● **WHAT YOU HAVE TO DO**
Lift out all lines below that contain "consumption".

Structured figure records
■ ■ ■ ■ ■ ■ ■

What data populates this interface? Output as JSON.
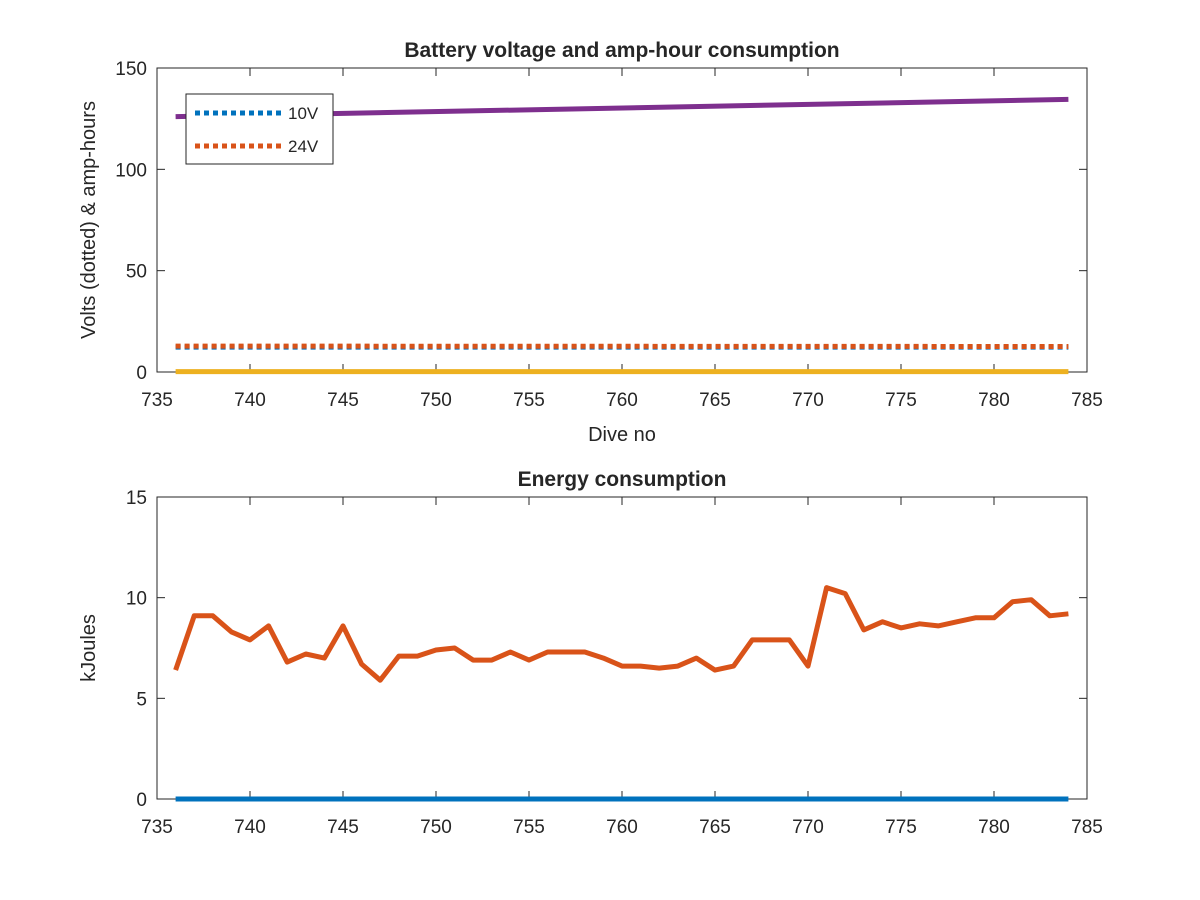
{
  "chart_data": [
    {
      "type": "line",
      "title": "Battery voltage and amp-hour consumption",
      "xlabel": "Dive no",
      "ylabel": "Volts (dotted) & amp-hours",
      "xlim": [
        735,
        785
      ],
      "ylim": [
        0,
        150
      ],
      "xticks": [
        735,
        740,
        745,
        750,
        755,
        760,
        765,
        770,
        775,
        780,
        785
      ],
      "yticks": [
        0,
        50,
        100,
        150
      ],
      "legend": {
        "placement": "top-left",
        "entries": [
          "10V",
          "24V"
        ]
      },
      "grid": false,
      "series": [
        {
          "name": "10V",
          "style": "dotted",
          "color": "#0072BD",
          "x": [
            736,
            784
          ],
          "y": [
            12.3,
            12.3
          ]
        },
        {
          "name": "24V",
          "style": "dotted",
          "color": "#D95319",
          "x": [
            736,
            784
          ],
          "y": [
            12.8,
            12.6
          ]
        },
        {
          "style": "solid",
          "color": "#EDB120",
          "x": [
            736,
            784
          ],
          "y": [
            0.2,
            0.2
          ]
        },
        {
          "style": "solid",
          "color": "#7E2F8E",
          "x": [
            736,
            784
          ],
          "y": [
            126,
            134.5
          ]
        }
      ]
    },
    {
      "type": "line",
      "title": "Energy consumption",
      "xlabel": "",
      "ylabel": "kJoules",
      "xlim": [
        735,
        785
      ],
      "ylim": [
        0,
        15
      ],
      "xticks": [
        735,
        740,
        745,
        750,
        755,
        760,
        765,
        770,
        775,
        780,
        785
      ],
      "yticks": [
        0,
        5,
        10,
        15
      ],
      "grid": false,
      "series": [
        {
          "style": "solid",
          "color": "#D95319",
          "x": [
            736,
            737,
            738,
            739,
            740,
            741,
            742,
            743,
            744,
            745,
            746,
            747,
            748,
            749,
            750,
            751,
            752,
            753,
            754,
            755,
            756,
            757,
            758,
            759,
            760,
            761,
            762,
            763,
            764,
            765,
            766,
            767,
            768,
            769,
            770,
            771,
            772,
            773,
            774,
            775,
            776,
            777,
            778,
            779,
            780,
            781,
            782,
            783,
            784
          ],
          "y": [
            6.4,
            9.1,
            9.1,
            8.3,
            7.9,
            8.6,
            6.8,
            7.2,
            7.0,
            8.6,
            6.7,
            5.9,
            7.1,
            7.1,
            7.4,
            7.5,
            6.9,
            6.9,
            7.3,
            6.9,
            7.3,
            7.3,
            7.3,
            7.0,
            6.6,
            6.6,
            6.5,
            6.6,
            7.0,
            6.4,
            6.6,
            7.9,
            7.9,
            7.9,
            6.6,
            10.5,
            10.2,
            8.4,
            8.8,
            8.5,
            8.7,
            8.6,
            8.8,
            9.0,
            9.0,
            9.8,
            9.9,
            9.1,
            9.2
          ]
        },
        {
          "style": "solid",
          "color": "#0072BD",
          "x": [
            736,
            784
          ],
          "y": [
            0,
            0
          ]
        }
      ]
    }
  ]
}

■ ■ ■ ■ ■ ■ ■

● **SOLVED EXERCISE**
      "title": "Battery voltage and amp-hour consumption",
      "title": "Energy consumption",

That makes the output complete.